(DIRECTIONS FOR THIS TASK): Write out the listing exactly as it is given.

(Data items):
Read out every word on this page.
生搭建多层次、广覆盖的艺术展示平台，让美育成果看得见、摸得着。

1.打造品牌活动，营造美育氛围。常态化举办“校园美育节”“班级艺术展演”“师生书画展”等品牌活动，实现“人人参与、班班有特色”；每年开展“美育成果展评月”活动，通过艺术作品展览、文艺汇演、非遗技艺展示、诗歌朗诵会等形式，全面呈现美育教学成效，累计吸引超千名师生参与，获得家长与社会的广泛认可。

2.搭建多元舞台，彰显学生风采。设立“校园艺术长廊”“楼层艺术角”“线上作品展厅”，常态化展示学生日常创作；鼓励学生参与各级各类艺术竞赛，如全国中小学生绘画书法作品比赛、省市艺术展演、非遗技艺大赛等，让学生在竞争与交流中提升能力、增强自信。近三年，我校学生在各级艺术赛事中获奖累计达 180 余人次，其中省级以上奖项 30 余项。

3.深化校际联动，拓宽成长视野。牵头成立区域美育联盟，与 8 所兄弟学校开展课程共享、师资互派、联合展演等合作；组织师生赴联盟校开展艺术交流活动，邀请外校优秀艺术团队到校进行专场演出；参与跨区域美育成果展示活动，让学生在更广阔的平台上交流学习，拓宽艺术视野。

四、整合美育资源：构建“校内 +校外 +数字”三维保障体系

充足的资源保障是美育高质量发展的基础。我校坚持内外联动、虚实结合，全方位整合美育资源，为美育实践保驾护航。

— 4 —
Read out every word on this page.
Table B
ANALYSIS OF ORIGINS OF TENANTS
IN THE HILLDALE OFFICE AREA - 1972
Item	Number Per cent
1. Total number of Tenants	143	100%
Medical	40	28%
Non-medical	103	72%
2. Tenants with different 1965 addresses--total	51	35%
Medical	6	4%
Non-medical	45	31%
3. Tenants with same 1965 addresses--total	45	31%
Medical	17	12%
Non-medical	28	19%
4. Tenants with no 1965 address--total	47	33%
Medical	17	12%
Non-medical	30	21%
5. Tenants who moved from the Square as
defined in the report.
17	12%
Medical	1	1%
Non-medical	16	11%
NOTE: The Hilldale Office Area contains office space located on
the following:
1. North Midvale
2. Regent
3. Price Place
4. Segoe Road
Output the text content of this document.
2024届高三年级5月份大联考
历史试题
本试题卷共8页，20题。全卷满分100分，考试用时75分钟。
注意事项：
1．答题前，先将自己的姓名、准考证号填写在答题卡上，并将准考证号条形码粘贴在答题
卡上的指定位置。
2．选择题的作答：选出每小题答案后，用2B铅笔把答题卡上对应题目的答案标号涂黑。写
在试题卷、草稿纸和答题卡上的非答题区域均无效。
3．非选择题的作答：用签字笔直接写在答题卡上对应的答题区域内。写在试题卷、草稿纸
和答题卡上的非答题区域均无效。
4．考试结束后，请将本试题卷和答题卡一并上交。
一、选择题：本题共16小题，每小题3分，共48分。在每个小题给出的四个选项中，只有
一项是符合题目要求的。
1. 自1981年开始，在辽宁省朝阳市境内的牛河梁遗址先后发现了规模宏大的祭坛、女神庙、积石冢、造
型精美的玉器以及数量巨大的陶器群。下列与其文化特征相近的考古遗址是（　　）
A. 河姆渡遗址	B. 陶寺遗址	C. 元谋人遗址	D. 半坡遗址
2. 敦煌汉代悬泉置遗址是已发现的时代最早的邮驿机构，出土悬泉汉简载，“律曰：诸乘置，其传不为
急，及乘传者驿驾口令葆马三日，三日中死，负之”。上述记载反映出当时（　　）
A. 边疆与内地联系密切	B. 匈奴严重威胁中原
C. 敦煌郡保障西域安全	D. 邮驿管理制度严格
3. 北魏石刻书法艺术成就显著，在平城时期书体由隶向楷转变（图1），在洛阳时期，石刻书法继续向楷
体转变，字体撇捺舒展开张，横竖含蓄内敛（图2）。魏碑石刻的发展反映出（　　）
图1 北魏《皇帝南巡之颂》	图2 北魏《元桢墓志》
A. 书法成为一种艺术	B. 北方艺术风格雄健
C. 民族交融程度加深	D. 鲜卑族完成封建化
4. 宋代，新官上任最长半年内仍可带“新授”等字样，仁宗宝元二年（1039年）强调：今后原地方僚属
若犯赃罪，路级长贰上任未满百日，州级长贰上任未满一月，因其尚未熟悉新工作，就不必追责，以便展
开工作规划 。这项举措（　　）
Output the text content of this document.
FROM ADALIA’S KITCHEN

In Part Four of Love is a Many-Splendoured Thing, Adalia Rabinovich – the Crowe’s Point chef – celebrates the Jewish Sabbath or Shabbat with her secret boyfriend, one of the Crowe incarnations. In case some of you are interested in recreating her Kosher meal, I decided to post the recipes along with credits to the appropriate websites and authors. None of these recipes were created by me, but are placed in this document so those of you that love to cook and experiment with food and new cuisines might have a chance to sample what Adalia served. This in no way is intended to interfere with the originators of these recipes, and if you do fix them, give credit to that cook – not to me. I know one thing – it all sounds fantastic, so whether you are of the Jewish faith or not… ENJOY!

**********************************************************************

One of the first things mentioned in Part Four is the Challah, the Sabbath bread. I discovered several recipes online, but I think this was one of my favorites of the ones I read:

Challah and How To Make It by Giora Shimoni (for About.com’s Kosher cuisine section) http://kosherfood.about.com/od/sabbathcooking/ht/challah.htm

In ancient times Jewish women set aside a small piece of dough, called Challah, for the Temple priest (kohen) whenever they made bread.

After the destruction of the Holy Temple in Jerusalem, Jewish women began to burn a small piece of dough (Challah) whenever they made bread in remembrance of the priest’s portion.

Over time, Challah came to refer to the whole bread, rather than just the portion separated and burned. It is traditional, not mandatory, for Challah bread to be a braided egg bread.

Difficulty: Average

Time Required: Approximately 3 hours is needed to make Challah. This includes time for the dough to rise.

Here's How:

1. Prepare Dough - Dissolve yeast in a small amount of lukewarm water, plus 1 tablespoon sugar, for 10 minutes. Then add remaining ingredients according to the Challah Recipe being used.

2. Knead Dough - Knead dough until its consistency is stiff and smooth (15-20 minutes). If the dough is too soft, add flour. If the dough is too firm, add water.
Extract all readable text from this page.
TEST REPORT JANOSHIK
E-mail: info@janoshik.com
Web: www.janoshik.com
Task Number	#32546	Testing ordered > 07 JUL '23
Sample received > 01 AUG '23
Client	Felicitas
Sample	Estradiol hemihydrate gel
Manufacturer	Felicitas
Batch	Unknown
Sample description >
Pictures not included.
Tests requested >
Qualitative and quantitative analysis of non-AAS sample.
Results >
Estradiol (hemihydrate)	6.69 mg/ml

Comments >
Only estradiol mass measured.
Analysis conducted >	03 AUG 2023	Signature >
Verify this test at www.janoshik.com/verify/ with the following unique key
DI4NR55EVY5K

(ANSWER TO THE EXERCISE):
Read out every word on this page.
生搭建多层次、广覆盖的艺术展示平台，让美育成果看得见、摸得着。

1.打造品牌活动，营造美育氛围。常态化举办“校园美育节”“班级艺术展演”“师生书画展”等品牌活动，实现“人人参与、班班有特色”；每年开展“美育成果展评月”活动，通过艺术作品展览、文艺汇演、非遗技艺展示、诗歌朗诵会等形式，全面呈现美育教学成效，累计吸引超千名师生参与，获得家长与社会的广泛认可。

2.搭建多元舞台，彰显学生风采。设立“校园艺术长廊”“楼层艺术角”“线上作品展厅”，常态化展示学生日常创作；鼓励学生参与各级各类艺术竞赛，如全国中小学生绘画书法作品比赛、省市艺术展演、非遗技艺大赛等，让学生在竞争与交流中提升能力、增强自信。近三年，我校学生在各级艺术赛事中获奖累计达 180 余人次，其中省级以上奖项 30 余项。

3.深化校际联动，拓宽成长视野。牵头成立区域美育联盟，与 8 所兄弟学校开展课程共享、师资互派、联合展演等合作；组织师生赴联盟校开展艺术交流活动，邀请外校优秀艺术团队到校进行专场演出；参与跨区域美育成果展示活动，让学生在更广阔的平台上交流学习，拓宽艺术视野。

四、整合美育资源：构建“校内 +校外 +数字”三维保障体系

充足的资源保障是美育高质量发展的基础。我校坚持内外联动、虚实结合，全方位整合美育资源，为美育实践保驾护航。

— 4 —
Read out every word on this page.
Table B
ANALYSIS OF ORIGINS OF TENANTS
IN THE HILLDALE OFFICE AREA - 1972
Item	Number Per cent
1. Total number of Tenants	143	100%
Medical	40	28%
Non-medical	103	72%
2. Tenants with different 1965 addresses--total	51	35%
Medical	6	4%
Non-medical	45	31%
3. Tenants with same 1965 addresses--total	45	31%
Medical	17	12%
Non-medical	28	19%
4. Tenants with no 1965 address--total	47	33%
Medical	17	12%
Non-medical	30	21%
5. Tenants who moved from the Square as
defined in the report.
17	12%
Medical	1	1%
Non-medical	16	11%
NOTE: The Hilldale Office Area contains office space located on
the following:
1. North Midvale
2. Regent
3. Price Place
4. Segoe Road
Output the text content of this document.
2024届高三年级5月份大联考
历史试题
本试题卷共8页，20题。全卷满分100分，考试用时75分钟。
注意事项：
1．答题前，先将自己的姓名、准考证号填写在答题卡上，并将准考证号条形码粘贴在答题
卡上的指定位置。
2．选择题的作答：选出每小题答案后，用2B铅笔把答题卡上对应题目的答案标号涂黑。写
在试题卷、草稿纸和答题卡上的非答题区域均无效。
3．非选择题的作答：用签字笔直接写在答题卡上对应的答题区域内。写在试题卷、草稿纸
和答题卡上的非答题区域均无效。
4．考试结束后，请将本试题卷和答题卡一并上交。
一、选择题：本题共16小题，每小题3分，共48分。在每个小题给出的四个选项中，只有
一项是符合题目要求的。
1. 自1981年开始，在辽宁省朝阳市境内的牛河梁遗址先后发现了规模宏大的祭坛、女神庙、积石冢、造
型精美的玉器以及数量巨大的陶器群。下列与其文化特征相近的考古遗址是（　　）
A. 河姆渡遗址	B. 陶寺遗址	C. 元谋人遗址	D. 半坡遗址
2. 敦煌汉代悬泉置遗址是已发现的时代最早的邮驿机构，出土悬泉汉简载，“律曰：诸乘置，其传不为
急，及乘传者驿驾口令葆马三日，三日中死，负之”。上述记载反映出当时（　　）
A. 边疆与内地联系密切	B. 匈奴严重威胁中原
C. 敦煌郡保障西域安全	D. 邮驿管理制度严格
3. 北魏石刻书法艺术成就显著，在平城时期书体由隶向楷转变（图1），在洛阳时期，石刻书法继续向楷
体转变，字体撇捺舒展开张，横竖含蓄内敛（图2）。魏碑石刻的发展反映出（　　）
图1 北魏《皇帝南巡之颂》	图2 北魏《元桢墓志》
A. 书法成为一种艺术	B. 北方艺术风格雄健
C. 民族交融程度加深	D. 鲜卑族完成封建化
4. 宋代，新官上任最长半年内仍可带“新授”等字样，仁宗宝元二年（1039年）强调：今后原地方僚属
若犯赃罪，路级长贰上任未满百日，州级长贰上任未满一月，因其尚未熟悉新工作，就不必追责，以便展
开工作规划 。这项举措（　　）
Output the text content of this document.
FROM ADALIA’S KITCHEN

In Part Four of Love is a Many-Splendoured Thing, Adalia Rabinovich – the Crowe’s Point chef – celebrates the Jewish Sabbath or Shabbat with her secret boyfriend, one of the Crowe incarnations. In case some of you are interested in recreating her Kosher meal, I decided to post the recipes along with credits to the appropriate websites and authors. None of these recipes were created by me, but are placed in this document so those of you that love to cook and experiment with food and new cuisines might have a chance to sample what Adalia served. This in no way is intended to interfere with the originators of these recipes, and if you do fix them, give credit to that cook – not to me. I know one thing – it all sounds fantastic, so whether you are of the Jewish faith or not… ENJOY!

**********************************************************************

One of the first things mentioned in Part Four is the Challah, the Sabbath bread. I discovered several recipes online, but I think this was one of my favorites of the ones I read:

Challah and How To Make It by Giora Shimoni (for About.com’s Kosher cuisine section) http://kosherfood.about.com/od/sabbathcooking/ht/challah.htm

In ancient times Jewish women set aside a small piece of dough, called Challah, for the Temple priest (kohen) whenever they made bread.

After the destruction of the Holy Temple in Jerusalem, Jewish women began to burn a small piece of dough (Challah) whenever they made bread in remembrance of the priest’s portion.

Over time, Challah came to refer to the whole bread, rather than just the portion separated and burned. It is traditional, not mandatory, for Challah bread to be a braided egg bread.

Difficulty: Average

Time Required: Approximately 3 hours is needed to make Challah. This includes time for the dough to rise.

Here's How:

1. Prepare Dough - Dissolve yeast in a small amount of lukewarm water, plus 1 tablespoon sugar, for 10 minutes. Then add remaining ingredients according to the Challah Recipe being used.

2. Knead Dough - Knead dough until its consistency is stiff and smooth (15-20 minutes). If the dough is too soft, add flour. If the dough is too firm, add water.
Extract all readable text from this page.
TEST REPORT JANOSHIK
E-mail: info@janoshik.com
Web: www.janoshik.com
Task Number	#32546	Testing ordered > 07 JUL '23
Sample received > 01 AUG '23
Client	Felicitas
Sample	Estradiol hemihydrate gel
Manufacturer	Felicitas
Batch	Unknown
Sample description >
Pictures not included.
Tests requested >
Qualitative and quantitative analysis of non-AAS sample.
Results >
Estradiol (hemihydrate)	6.69 mg/ml

Comments >
Only estradiol mass measured.
Analysis conducted >	03 AUG 2023	Signature >
Verify this test at www.janoshik.com/verify/ with the following unique key
DI4NR55EVY5K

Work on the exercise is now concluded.